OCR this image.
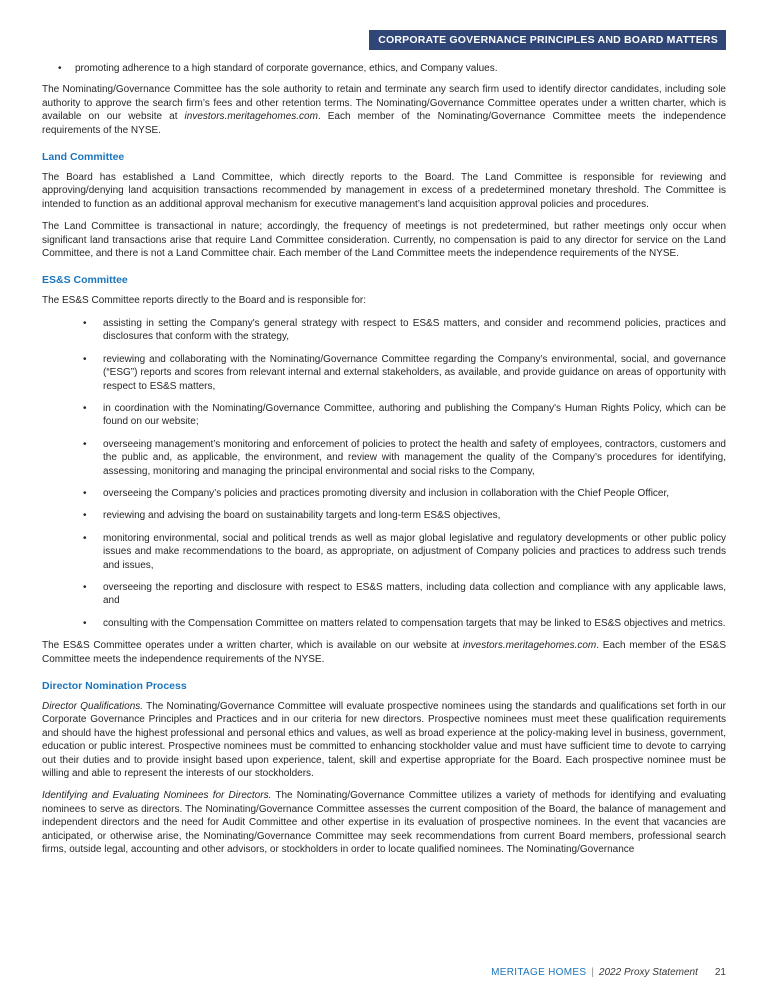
CORPORATE GOVERNANCE PRINCIPLES AND BOARD MATTERS
• promoting adherence to a high standard of corporate governance, ethics, and Company values.

The Nominating/Governance Committee has the sole authority to retain and terminate any search firm used to identify director candidates, including sole authority to approve the search firm’s fees and other retention terms. The Nominating/Governance Committee operates under a written charter, which is available on our website at investors.meritagehomes.com. Each member of the Nominating/Governance Committee meets the independence requirements of the NYSE.

Land Committee

The Board has established a Land Committee, which directly reports to the Board. The Land Committee is responsible for reviewing and approving/denying land acquisition transactions recommended by management in excess of a predetermined monetary threshold. The Committee is intended to function as an additional approval mechanism for executive management’s land acquisition approval policies and procedures.

The Land Committee is transactional in nature; accordingly, the frequency of meetings is not predetermined, but rather meetings only occur when significant land transactions arise that require Land Committee consideration. Currently, no compensation is paid to any director for service on the Land Committee, and there is not a Land Committee chair. Each member of the Land Committee meets the independence requirements of the NYSE.

ES&S Committee

The ES&S Committee reports directly to the Board and is responsible for:

• assisting in setting the Company's general strategy with respect to ES&S matters, and consider and recommend policies, practices and disclosures that conform with the strategy,
• reviewing and collaborating with the Nominating/Governance Committee regarding the Company’s environmental, social, and governance (“ESG”) reports and scores from relevant internal and external stakeholders, as available, and provide guidance on areas of opportunity with respect to ES&S matters,
• in coordination with the Nominating/Governance Committee, authoring and publishing the Company's Human Rights Policy, which can be found on our website;
• overseeing management’s monitoring and enforcement of policies to protect the health and safety of employees, contractors, customers and the public and, as applicable, the environment, and review with management the quality of the Company’s procedures for identifying, assessing, monitoring and managing the principal environmental and social risks to the Company,
• overseeing the Company’s policies and practices promoting diversity and inclusion in collaboration with the Chief People Officer,
• reviewing and advising the board on sustainability targets and long-term ES&S objectives,
• monitoring environmental, social and political trends as well as major global legislative and regulatory developments or other public policy issues and make recommendations to the board, as appropriate, on adjustment of Company policies and practices to address such trends and issues,
• overseeing the reporting and disclosure with respect to ES&S matters, including data collection and compliance with any applicable laws, and
• consulting with the Compensation Committee on matters related to compensation targets that may be linked to ES&S objectives and metrics.

The ES&S Committee operates under a written charter, which is available on our website at investors.meritagehomes.com. Each member of the ES&S Committee meets the independence requirements of the NYSE.

Director Nomination Process

Director Qualifications. The Nominating/Governance Committee will evaluate prospective nominees using the standards and qualifications set forth in our Corporate Governance Principles and Practices and in our criteria for new directors. Prospective nominees must meet these qualification requirements and should have the highest professional and personal ethics and values, as well as broad experience at the policy-making level in business, government, education or public interest. Prospective nominees must be committed to enhancing stockholder value and must have sufficient time to devote to carrying out their duties and to provide insight based upon experience, talent, skill and expertise appropriate for the Board. Each prospective nominee must be willing and able to represent the interests of our stockholders.

Identifying and Evaluating Nominees for Directors. The Nominating/Governance Committee utilizes a variety of methods for identifying and evaluating nominees to serve as directors. The Nominating/Governance Committee assesses the current composition of the Board, the balance of management and independent directors and the need for Audit Committee and other expertise in its evaluation of prospective nominees. In the event that vacancies are anticipated, or otherwise arise, the Nominating/Governance Committee may seek recommendations from current Board members, professional search firms, outside legal, accounting and other advisors, or stockholders in order to locate qualified nominees. The Nominating/Governance

MERITAGE HOMES | 2022 Proxy Statement 21
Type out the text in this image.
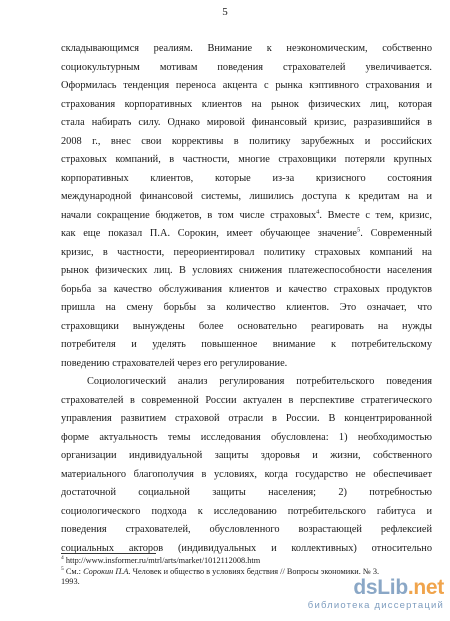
5
складывающимся реалиям. Внимание к неэкономическим, собственно
социокультурным мотивам поведения страхователей увеличивается.
Оформилась тенденция переноса акцента с рынка кэптивного страхования и
страхования корпоративных клиентов на рынок физических лиц, которая
стала набирать силу. Однако мировой финансовый кризис, разразившийся в
2008 г., внес свои коррективы в политику зарубежных и российских
страховых компаний, в частности, многие страховщики потеряли крупных
корпоративных клиентов, которые из-за кризисного состояния
международной финансовой системы, лишились доступа к кредитам на и
начали сокращение бюджетов, в том числе страховых$^4$. Вместе с тем, кризис,
как еще показал П.А. Сорокин, имеет обучающее значение$^5$. Современный
кризис, в частности, переориентировал политику страховых компаний на
рынок физических лиц. В условиях снижения платежеспособности населения
борьба за качество обслуживания клиентов и качество страховых продуктов
пришла на смену борьбы за количество клиентов. Это означает, что
страховщики вынуждены более основательно реагировать на нужды
потребителя и уделять повышенное внимание к потребительскому
поведению страхователей через его регулирование.
Социологический анализ регулирования потребительского поведения
страхователей в современной России актуален в перспективе стратегического
управления развитием страховой отрасли в России. В концентрированной
форме актуальность темы исследования обусловлена: 1) необходимостью
организации индивидуальной защиты здоровья и жизни, собственного
материального благополучия в условиях, когда государство не обеспечивает
достаточной социальной защиты населения; 2) потребностью
социологического подхода к исследованию потребительского габитуса и
поведения страхователей, обусловленного возрастающей рефлексией
социальных акторов (индивидуальных и коллективных) относительно
$^4$ http://www.insformer.ru/mtrl/arts/market/1012112008.htm
$^5$ См.: Сорокин П.А. Человек и общество в условиях бедствия // Вопросы экономики. № 3.
1993.	dsLib.net
библиотека диссертаций
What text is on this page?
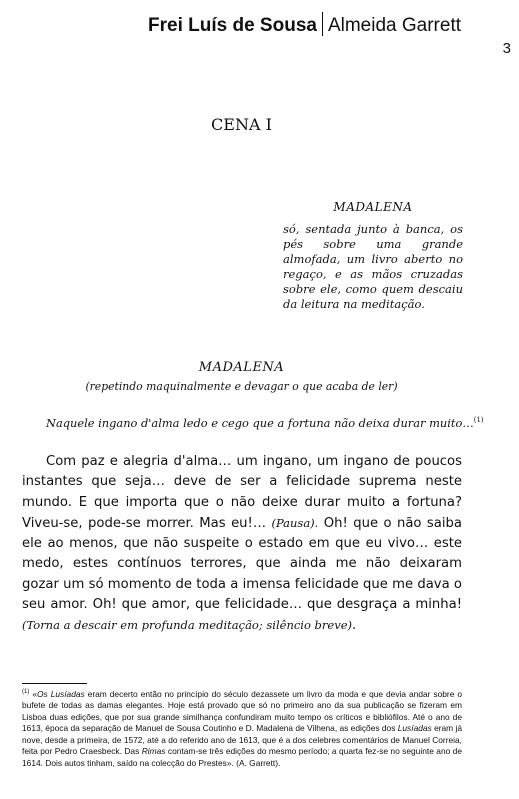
Frei Luís de Sousa Almeida Garrett
3
CENA I
MADALENA
só, sentada junto à banca, os pés sobre uma grande almofada, um livro aberto no regaço, e as mãos cruzadas sobre ele, como quem descaiu da leitura na meditação.
MADALENA
(repetindo maquinalmente e devagar o que acaba de ler)
Naquele ingano d'alma ledo e cego que a fortuna não deixa durar muito…$^{(1)}$
Com paz e alegria d'alma… um ingano, um ingano de poucos instantes que seja… deve de ser a felicidade suprema neste mundo. E que importa que o não deixe durar muito a fortuna? Viveu-se, pode-se morrer. Mas eu!… (Pausa). Oh! que o não saiba ele ao menos, que não suspeite o estado em que eu vivo… este medo, estes contínuos terrores, que ainda me não deixaram gozar um só momento de toda a imensa felicidade que me dava o seu amor. Oh! que amor, que felicidade… que desgraça a minha! (Torna a descair em profunda meditação; silêncio breve).
$^{(1)}$ «Os Lusíadas eram decerto então no princípio do século dezassete um livro da moda e que devia andar sobre o bufete de todas as damas elegantes. Hoje está provado que só no primeiro ano da sua publicação se fizeram em Lisboa duas edições, que por sua grande similhança confundiram muito tempo os críticos e bibliófilos. Até o ano de 1613, época da separação de Manuel de Sousa Coutinho e D. Madalena de Vilhena, as edições dos Lusíadas eram já nove, desde a primeira, de 1572, até a do referido ano de 1613, que é a dos celebres comentários de Manuel Correia, feita por Pedro Craesbeck. Das Rimas contam-se três edições do mesmo período; a quarta fez-se no seguinte ano de 1614. Dois autos tinham, saído na colecção do Prestes». (A. Garrett).
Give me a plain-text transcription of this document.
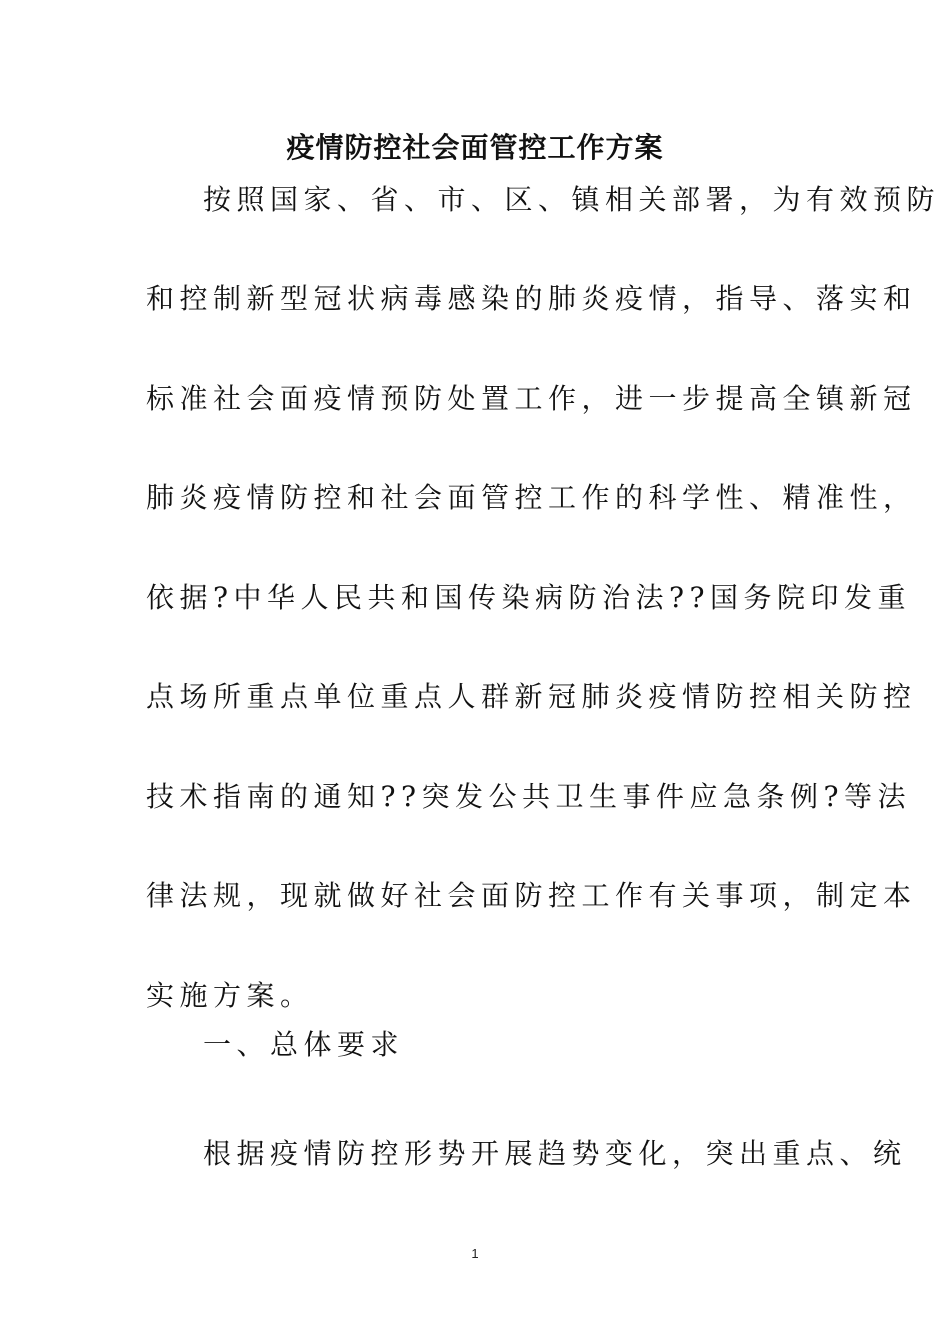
疫情防控社会面管控工作方案
按照国家、省、市、区、镇相关部署，为有效预防
和控制新型冠状病毒感染的肺炎疫情，指导、落实和
标准社会面疫情预防处置工作，进一步提高全镇新冠
肺炎疫情防控和社会面管控工作的科学性、精准性，
依据?中华人民共和国传染病防治法??国务院印发重
点场所重点单位重点人群新冠肺炎疫情防控相关防控
技术指南的通知??突发公共卫生事件应急条例?等法
律法规，现就做好社会面防控工作有关事项，制定本
实施方案。
一、总体要求
根据疫情防控形势开展趋势变化，突出重点、统
1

(Exercise requirements): Starting at the line that contains "What text is on this page?", write out every line through the end of the entries, both ends included, without any pictures.

(Exercise answer):
What text is on this page?
Frei Luís de Sousa Almeida Garrett
3
CENA I
MADALENA
só, sentada junto à banca, os pés sobre uma grande almofada, um livro aberto no regaço, e as mãos cruzadas sobre ele, como quem descaiu da leitura na meditação.
MADALENA
(repetindo maquinalmente e devagar o que acaba de ler)
Naquele ingano d'alma ledo e cego que a fortuna não deixa durar muito…$^{(1)}$
Com paz e alegria d'alma… um ingano, um ingano de poucos instantes que seja… deve de ser a felicidade suprema neste mundo. E que importa que o não deixe durar muito a fortuna? Viveu-se, pode-se morrer. Mas eu!… (Pausa). Oh! que o não saiba ele ao menos, que não suspeite o estado em que eu vivo… este medo, estes contínuos terrores, que ainda me não deixaram gozar um só momento de toda a imensa felicidade que me dava o seu amor. Oh! que amor, que felicidade… que desgraça a minha! (Torna a descair em profunda meditação; silêncio breve).
$^{(1)}$ «Os Lusíadas eram decerto então no princípio do século dezassete um livro da moda e que devia andar sobre o bufete de todas as damas elegantes. Hoje está provado que só no primeiro ano da sua publicação se fizeram em Lisboa duas edições, que por sua grande similhança confundiram muito tempo os críticos e bibliófilos. Até o ano de 1613, época da separação de Manuel de Sousa Coutinho e D. Madalena de Vilhena, as edições dos Lusíadas eram já nove, desde a primeira, de 1572, até a do referido ano de 1613, que é a dos celebres comentários de Manuel Correia, feita por Pedro Craesbeck. Das Rimas contam-se três edições do mesmo período; a quarta fez-se no seguinte ano de 1614. Dois autos tinham, saído na colecção do Prestes». (A. Garrett).
Give me a plain-text transcription of this document.
疫情防控社会面管控工作方案
按照国家、省、市、区、镇相关部署，为有效预防
和控制新型冠状病毒感染的肺炎疫情，指导、落实和
标准社会面疫情预防处置工作，进一步提高全镇新冠
肺炎疫情防控和社会面管控工作的科学性、精准性，
依据?中华人民共和国传染病防治法??国务院印发重
点场所重点单位重点人群新冠肺炎疫情防控相关防控
技术指南的通知??突发公共卫生事件应急条例?等法
律法规，现就做好社会面防控工作有关事项，制定本
实施方案。
一、总体要求
根据疫情防控形势开展趋势变化，突出重点、统
1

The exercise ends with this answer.